What to work on: Find the line with "Read all visible content and emit it as JSON." in the data below. Repeat it and every line after it up to the end, exactly, but drop the pictures.

Source material:
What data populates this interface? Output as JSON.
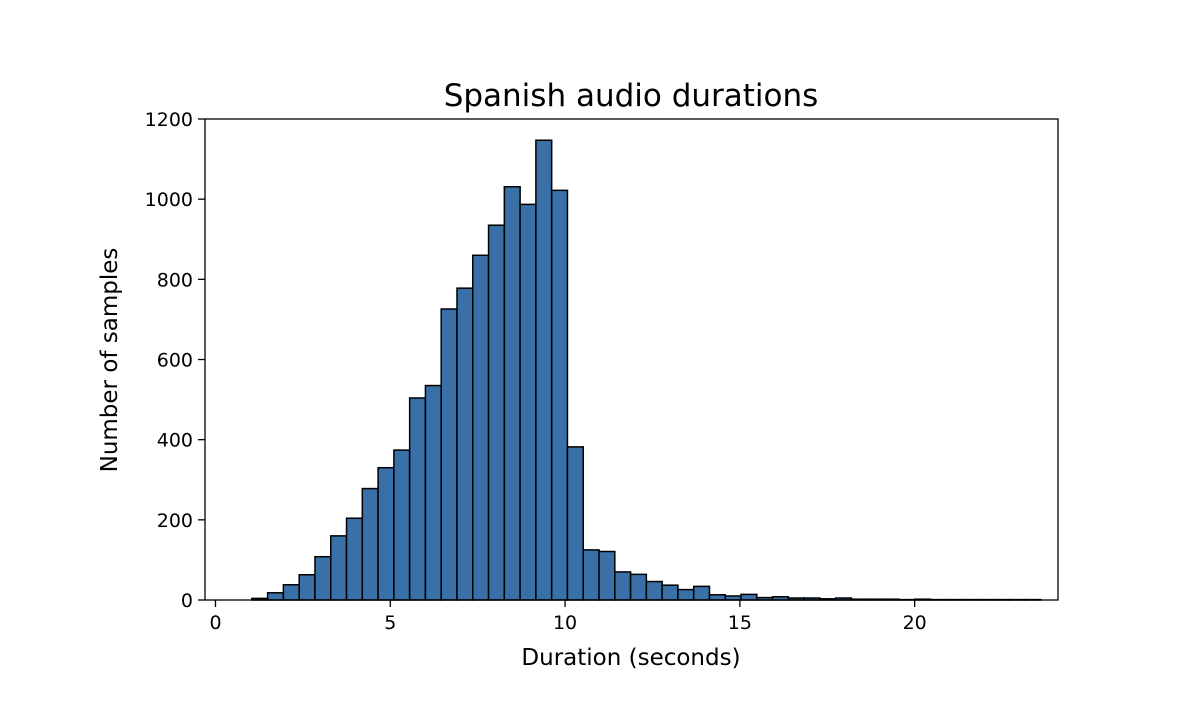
{
  "chart_data": {
    "type": "bar",
    "title": "Spanish audio durations",
    "xlabel": "Duration (seconds)",
    "ylabel": "Number of samples",
    "xlim": [
      -0.3,
      24.1
    ],
    "ylim": [
      0,
      1200
    ],
    "xticks": [
      0,
      5,
      10,
      15,
      20
    ],
    "yticks": [
      0,
      200,
      400,
      600,
      800,
      1000,
      1200
    ],
    "grid": false,
    "bar_color": "#3a70a8",
    "edge_color": "#000000",
    "bin_start": 1.04,
    "bin_width": 0.4514,
    "values": [
      4,
      18,
      38,
      63,
      108,
      160,
      204,
      278,
      330,
      374,
      504,
      535,
      726,
      778,
      860,
      935,
      1031,
      987,
      1147,
      1022,
      382,
      125,
      121,
      70,
      64,
      46,
      37,
      26,
      34,
      13,
      10,
      14,
      6,
      8,
      5,
      5,
      3,
      5,
      2,
      2,
      2,
      1,
      2,
      1,
      1,
      1,
      1,
      1,
      1,
      1
    ]
  }
}
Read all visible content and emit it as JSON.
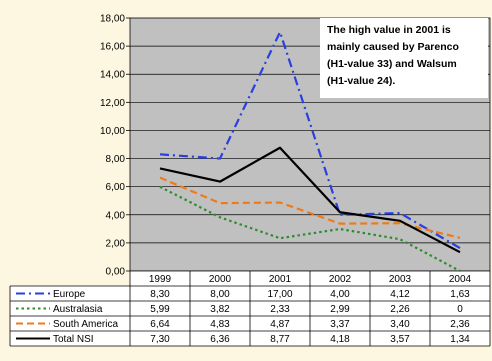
{
  "chart_data": {
    "type": "line",
    "categories": [
      "1999",
      "2000",
      "2001",
      "2002",
      "2003",
      "2004"
    ],
    "ylim": [
      0,
      18
    ],
    "yticks": [
      "0,00",
      "2,00",
      "4,00",
      "6,00",
      "8,00",
      "10,00",
      "12,00",
      "14,00",
      "16,00",
      "18,00"
    ],
    "grid": true,
    "plot_background": "#c0c0c0",
    "series": [
      {
        "name": "Europe",
        "values": [
          8.3,
          8.0,
          17.0,
          4.0,
          4.12,
          1.63
        ],
        "labels": [
          "8,30",
          "8,00",
          "17,00",
          "4,00",
          "4,12",
          "1,63"
        ],
        "color": "#2a3fe0",
        "dash": "dashdot"
      },
      {
        "name": "Australasia",
        "values": [
          5.99,
          3.82,
          2.33,
          2.99,
          2.26,
          0
        ],
        "labels": [
          "5,99",
          "3,82",
          "2,33",
          "2,99",
          "2,26",
          "0"
        ],
        "color": "#2e8b2e",
        "dash": "dotted"
      },
      {
        "name": "South America",
        "values": [
          6.64,
          4.83,
          4.87,
          3.37,
          3.4,
          2.36
        ],
        "labels": [
          "6,64",
          "4,83",
          "4,87",
          "3,37",
          "3,40",
          "2,36"
        ],
        "color": "#f07a1a",
        "dash": "dashed"
      },
      {
        "name": "Total NSI",
        "values": [
          7.3,
          6.36,
          8.77,
          4.18,
          3.57,
          1.34
        ],
        "labels": [
          "7,30",
          "6,36",
          "8,77",
          "4,18",
          "3,57",
          "1,34"
        ],
        "color": "#000000",
        "dash": "solid"
      }
    ],
    "annotation": [
      "The high value in 2001 is",
      "mainly caused by Parenco",
      "(H1-value 33) and Walsum",
      "(H1-value 24)."
    ]
  }
}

Task solution:
Read all visible content and emit it as JSON.
{
  "chart_data": {
    "type": "line",
    "categories": [
      "1999",
      "2000",
      "2001",
      "2002",
      "2003",
      "2004"
    ],
    "ylim": [
      0,
      18
    ],
    "yticks": [
      "0,00",
      "2,00",
      "4,00",
      "6,00",
      "8,00",
      "10,00",
      "12,00",
      "14,00",
      "16,00",
      "18,00"
    ],
    "grid": true,
    "plot_background": "#c0c0c0",
    "series": [
      {
        "name": "Europe",
        "values": [
          8.3,
          8.0,
          17.0,
          4.0,
          4.12,
          1.63
        ],
        "labels": [
          "8,30",
          "8,00",
          "17,00",
          "4,00",
          "4,12",
          "1,63"
        ],
        "color": "#2a3fe0",
        "dash": "dashdot"
      },
      {
        "name": "Australasia",
        "values": [
          5.99,
          3.82,
          2.33,
          2.99,
          2.26,
          0
        ],
        "labels": [
          "5,99",
          "3,82",
          "2,33",
          "2,99",
          "2,26",
          "0"
        ],
        "color": "#2e8b2e",
        "dash": "dotted"
      },
      {
        "name": "South America",
        "values": [
          6.64,
          4.83,
          4.87,
          3.37,
          3.4,
          2.36
        ],
        "labels": [
          "6,64",
          "4,83",
          "4,87",
          "3,37",
          "3,40",
          "2,36"
        ],
        "color": "#f07a1a",
        "dash": "dashed"
      },
      {
        "name": "Total NSI",
        "values": [
          7.3,
          6.36,
          8.77,
          4.18,
          3.57,
          1.34
        ],
        "labels": [
          "7,30",
          "6,36",
          "8,77",
          "4,18",
          "3,57",
          "1,34"
        ],
        "color": "#000000",
        "dash": "solid"
      }
    ],
    "annotation": [
      "The high value in 2001 is",
      "mainly caused by Parenco",
      "(H1-value 33) and Walsum",
      "(H1-value 24)."
    ]
  }
}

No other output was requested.